**Task details**.
Where a line in the listing below contains the word "layers", copy that line.

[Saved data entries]
####################
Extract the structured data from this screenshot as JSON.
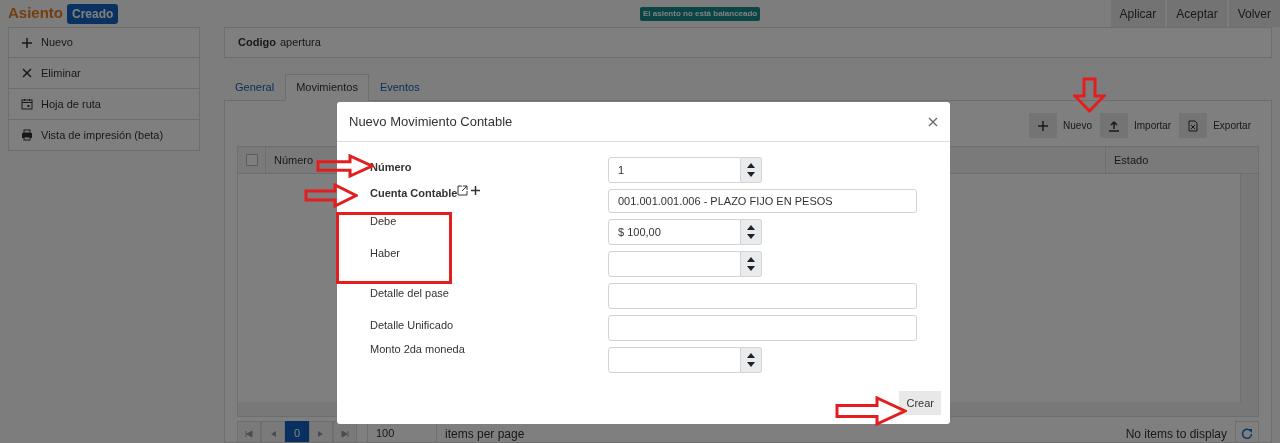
{
  "header": {
    "title": "Asiento",
    "status_badge": "Creado",
    "notice": "El asiento no está balanceado",
    "buttons": [
      "Aplicar",
      "Aceptar",
      "Volver"
    ]
  },
  "sidebar": {
    "items": [
      {
        "label": "Nuevo",
        "kind": "plus"
      },
      {
        "label": "Eliminar",
        "kind": "times"
      },
      {
        "label": "Hoja de ruta",
        "kind": "calendar"
      },
      {
        "label": "Vista de impresión (beta)",
        "kind": "printer"
      }
    ]
  },
  "code_card": {
    "label": "Codigo",
    "value": "apertura"
  },
  "tabs": [
    {
      "label": "General",
      "selected": false
    },
    {
      "label": "Movimientos",
      "selected": true
    },
    {
      "label": "Eventos",
      "selected": false
    }
  ],
  "toolbar": [
    {
      "label": "Nuevo",
      "kind": "plus"
    },
    {
      "label": "Importar",
      "kind": "upload"
    },
    {
      "label": "Exportar",
      "kind": "excel"
    }
  ],
  "table": {
    "select_all_checked": false,
    "columns": [
      "Número",
      "Estado"
    ]
  },
  "pager": {
    "pages": [
      {
        "label": "0",
        "selected": true
      }
    ],
    "page_size": "100",
    "page_size_label": "items per page",
    "status": "No items to display"
  },
  "modal": {
    "title": "Nuevo Movimiento Contable",
    "fields": [
      {
        "label": "Número",
        "required": true,
        "kind": "number",
        "value": "1"
      },
      {
        "label": "Cuenta Contable",
        "required": true,
        "kind": "account",
        "value": "001.001.001.006 - PLAZO FIJO EN PESOS"
      },
      {
        "label": "Debe",
        "required": false,
        "kind": "number",
        "value": "$ 100,00"
      },
      {
        "label": "Haber",
        "required": false,
        "kind": "number"
      },
      {
        "label": "Detalle del pase",
        "required": false,
        "kind": "text"
      },
      {
        "label": "Detalle Unificado",
        "required": false,
        "kind": "text"
      },
      {
        "label": "Monto 2da moneda",
        "required": false,
        "kind": "number"
      }
    ],
    "submit": "Crear"
  }
}
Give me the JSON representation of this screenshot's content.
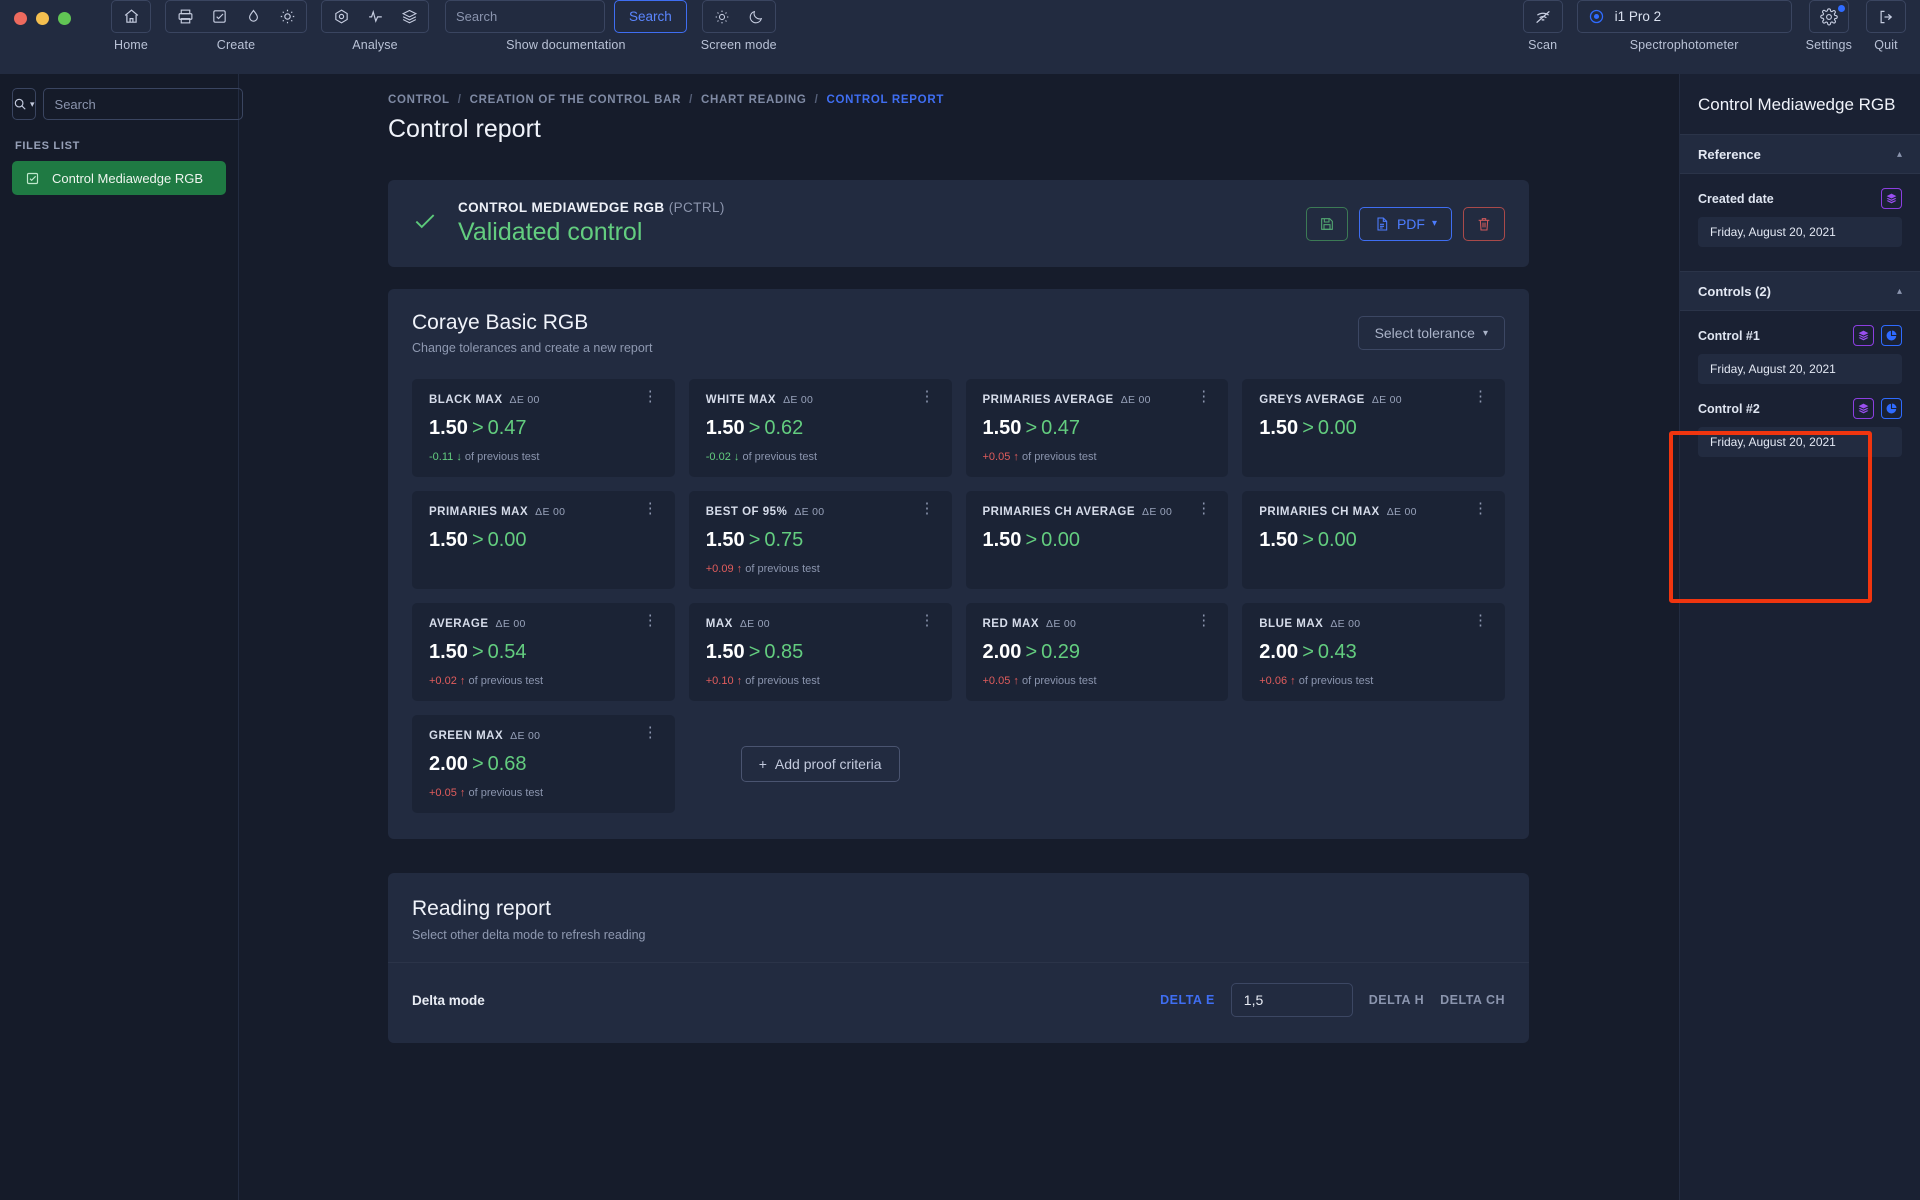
{
  "window": {
    "traffic_lights": [
      "close",
      "minimize",
      "zoom"
    ]
  },
  "toolbar": {
    "groups": [
      {
        "label": "Home",
        "icons": [
          "home-icon"
        ]
      },
      {
        "label": "Create",
        "icons": [
          "printer-icon",
          "check-square-icon",
          "droplet-icon",
          "sun-icon"
        ]
      },
      {
        "label": "Analyse",
        "icons": [
          "target-icon",
          "activity-icon",
          "layers-icon"
        ]
      }
    ],
    "search": {
      "placeholder": "Search",
      "value": "",
      "button_label": "Search",
      "label": "Show documentation"
    },
    "screen_mode": {
      "label": "Screen mode",
      "icons": [
        "sun-icon",
        "moon-icon"
      ]
    },
    "scan": {
      "label": "Scan",
      "icon": "scan-off-icon"
    },
    "spectrophotometer": {
      "label": "Spectrophotometer",
      "device": "i1 Pro 2",
      "icon": "target-circle-icon"
    },
    "settings": {
      "label": "Settings",
      "icon": "gear-icon",
      "has_badge": true
    },
    "quit": {
      "label": "Quit",
      "icon": "logout-icon"
    }
  },
  "sidebar": {
    "search": {
      "placeholder": "Search",
      "value": "",
      "filter_icon": "search-icon",
      "caret": "chevron-down-icon"
    },
    "section_label": "FILES LIST",
    "files": [
      {
        "label": "Control Mediawedge RGB",
        "icon": "check-square-icon",
        "selected": true
      }
    ]
  },
  "breadcrumb": {
    "items": [
      "CONTROL",
      "CREATION OF THE CONTROL BAR",
      "CHART READING",
      "CONTROL REPORT"
    ],
    "active_index": 3,
    "separator": "/"
  },
  "page": {
    "title": "Control report"
  },
  "validated_banner": {
    "check_icon": "check-icon",
    "name": "CONTROL MEDIAWEDGE RGB",
    "code": "(PCTRL)",
    "status": "Validated control",
    "actions": [
      {
        "name": "save",
        "icon": "save-icon",
        "label": ""
      },
      {
        "name": "pdf",
        "icon": "file-text-icon",
        "label": "PDF",
        "caret": "▾"
      },
      {
        "name": "delete",
        "icon": "trash-icon",
        "label": ""
      }
    ]
  },
  "tolerance_panel": {
    "title": "Coraye Basic RGB",
    "subtitle": "Change tolerances and create a new report",
    "select_tolerance_label": "Select tolerance",
    "add_criteria_label": "Add proof criteria",
    "unit": "ΔE 00",
    "separator": ">",
    "delta_suffix": "of previous test",
    "cards": [
      {
        "name": "BLACK MAX",
        "unit": "ΔE 00",
        "tolerance": "1.50",
        "value": "0.47",
        "delta": "-0.11",
        "direction": "down"
      },
      {
        "name": "WHITE MAX",
        "unit": "ΔE 00",
        "tolerance": "1.50",
        "value": "0.62",
        "delta": "-0.02",
        "direction": "down"
      },
      {
        "name": "PRIMARIES AVERAGE",
        "unit": "ΔE 00",
        "tolerance": "1.50",
        "value": "0.47",
        "delta": "+0.05",
        "direction": "up"
      },
      {
        "name": "GREYS AVERAGE",
        "unit": "ΔE 00",
        "tolerance": "1.50",
        "value": "0.00",
        "delta": "",
        "direction": ""
      },
      {
        "name": "PRIMARIES MAX",
        "unit": "ΔE 00",
        "tolerance": "1.50",
        "value": "0.00",
        "delta": "",
        "direction": ""
      },
      {
        "name": "BEST OF 95%",
        "unit": "ΔE 00",
        "tolerance": "1.50",
        "value": "0.75",
        "delta": "+0.09",
        "direction": "up"
      },
      {
        "name": "PRIMARIES CH AVERAGE",
        "unit": "ΔE 00",
        "tolerance": "1.50",
        "value": "0.00",
        "delta": "",
        "direction": ""
      },
      {
        "name": "PRIMARIES CH MAX",
        "unit": "ΔE 00",
        "tolerance": "1.50",
        "value": "0.00",
        "delta": "",
        "direction": ""
      },
      {
        "name": "AVERAGE",
        "unit": "ΔE 00",
        "tolerance": "1.50",
        "value": "0.54",
        "delta": "+0.02",
        "direction": "up"
      },
      {
        "name": "MAX",
        "unit": "ΔE 00",
        "tolerance": "1.50",
        "value": "0.85",
        "delta": "+0.10",
        "direction": "up"
      },
      {
        "name": "RED MAX",
        "unit": "ΔE 00",
        "tolerance": "2.00",
        "value": "0.29",
        "delta": "+0.05",
        "direction": "up"
      },
      {
        "name": "BLUE MAX",
        "unit": "ΔE 00",
        "tolerance": "2.00",
        "value": "0.43",
        "delta": "+0.06",
        "direction": "up"
      },
      {
        "name": "GREEN MAX",
        "unit": "ΔE 00",
        "tolerance": "2.00",
        "value": "0.68",
        "delta": "+0.05",
        "direction": "up"
      }
    ]
  },
  "reading_report": {
    "title": "Reading report",
    "subtitle": "Select other delta mode to refresh reading",
    "delta_mode_label": "Delta mode",
    "modes": [
      {
        "label": "DELTA E",
        "active": true
      },
      {
        "label": "DELTA H",
        "active": false
      },
      {
        "label": "DELTA CH",
        "active": false
      }
    ],
    "value_input": {
      "value": "1,5",
      "placeholder": ""
    }
  },
  "right_panel": {
    "title": "Control Mediawedge RGB",
    "reference": {
      "header": "Reference",
      "caret": "chevron-up-icon",
      "created_date_label": "Created date",
      "created_date_value": "Friday, August 20, 2021",
      "icon": "layers-icon"
    },
    "controls": {
      "header": "Controls (2)",
      "caret": "chevron-up-icon",
      "highlighted": true,
      "highlight_color": "#f0350f",
      "items": [
        {
          "label": "Control #1",
          "date": "Friday, August 20, 2021",
          "icons": [
            "layers-icon",
            "pie-chart-icon"
          ]
        },
        {
          "label": "Control #2",
          "date": "Friday, August 20, 2021",
          "icons": [
            "layers-icon",
            "pie-chart-icon"
          ]
        }
      ]
    }
  },
  "colors": {
    "page_bg": "#161c2b",
    "panel_bg": "#222b40",
    "card_bg": "#1b2335",
    "accent_blue": "#3f6ef2",
    "accent_green": "#63cd7f",
    "accent_red": "#e05c5c",
    "accent_purple": "#9a4ff0",
    "highlight": "#f0350f"
  }
}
####################
**Answer below**.
          "layers-icon"
      "icon": "layers-icon"
            "layers-icon",
            "layers-icon",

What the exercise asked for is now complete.